• [Document]:
OK, I see.
It seems that if I define the two show method directly in the REPL, it 
doesn't work. But it works when I wrap them into a module:)


On Wednesday, September 21, 2016 at 3:24:10 PM UTC-5, Weicheng Zhu wrote:
>
> Hi Dr. Johnson,
> Thank you very much for your help! Not I understand how it works.
> This problem has confused me a long time since I started learning julia.
>
> So if I want a `mytype` object to be printed in the pretty-printed lines 
> by default, I have to define the display method, right?
> I guess my definition of the display method is not quite correct, although 
> it works in REPL. 
>
>
>> import Base.show
>> type mytype
>>   x::Array{Float64,2}
>> end
>> function show(io::IO, x::mytype)
>>   show(io, x.x)
>> end
>> function show(io::IO, m::MIME"text/plain", x::mytype)
>>   show(io, m, x.x)
>> end
>> show(STDOUT, MIME("text/plain"), mytype(x))
>> function Base.display(x::mytype)
>>   println("mytype object:")
>>   show(STDOUT, MIME("text/plain"), x)
>> end
>> julia> x = rand(5,2)
>> julia> mytype(x)
>> mytype object:
>> 5×2 Array{Float64,2}:
>>  0.05127   0.908138
>>  0.527729  0.835109
>>  0.657212  0.275374
>>  0.119597  0.659259
>>  0.94996   0.36432 
>
>
>
> On Wednesday, September 21, 2016 at 2:27:18 PM UTC-5, Steven G. Johnson 
> wrote:
>>
>>
>>
>> On Wednesday, September 21, 2016 at 2:54:15 PM UTC-4, Weicheng Zhu wrote:
>>>
>>> Hi all,
>>>
>>> I have a few simple questions to ask.
>>>
>>> 1) What function is invoked when I type x in the following example?

• [Written task]:
Answer these from the Julia thread above:
(a) According to the opening lines, where must the two show methods be defined for them to work?
(b) What line does the custom display method print before showing the object?
(c) What are the dimensions of the array created with rand in the example?

• [Data section]:
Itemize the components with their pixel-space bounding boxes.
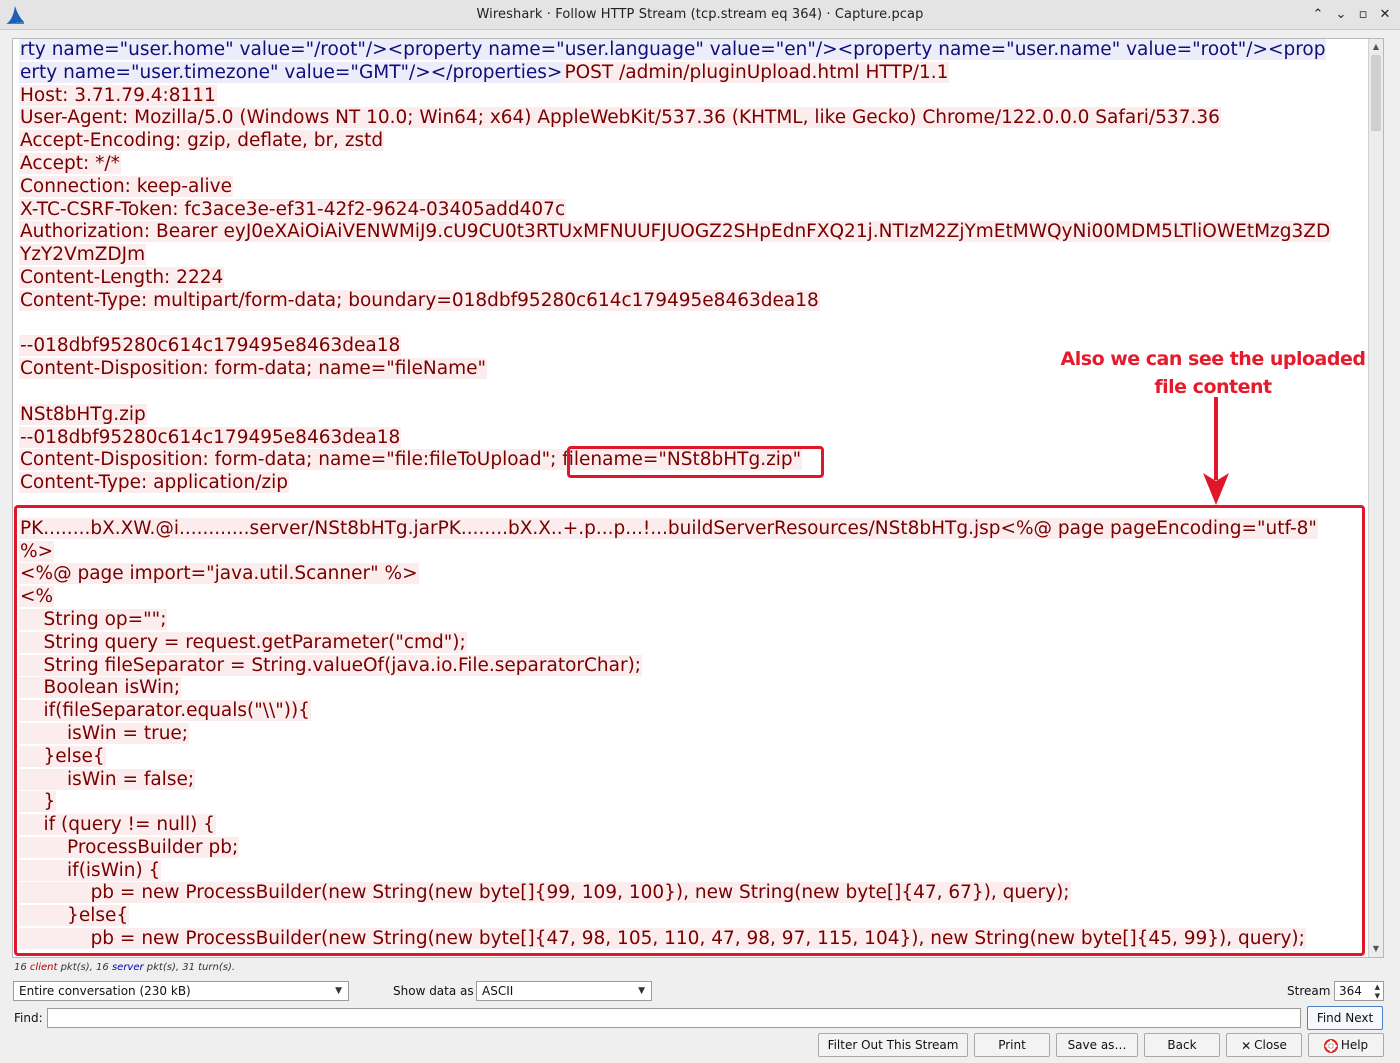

• [Written answer]:
(a) Inside a module, not directly in the REPL.
(b) "mytype object:"
(c) 5×2 (five rows, two columns).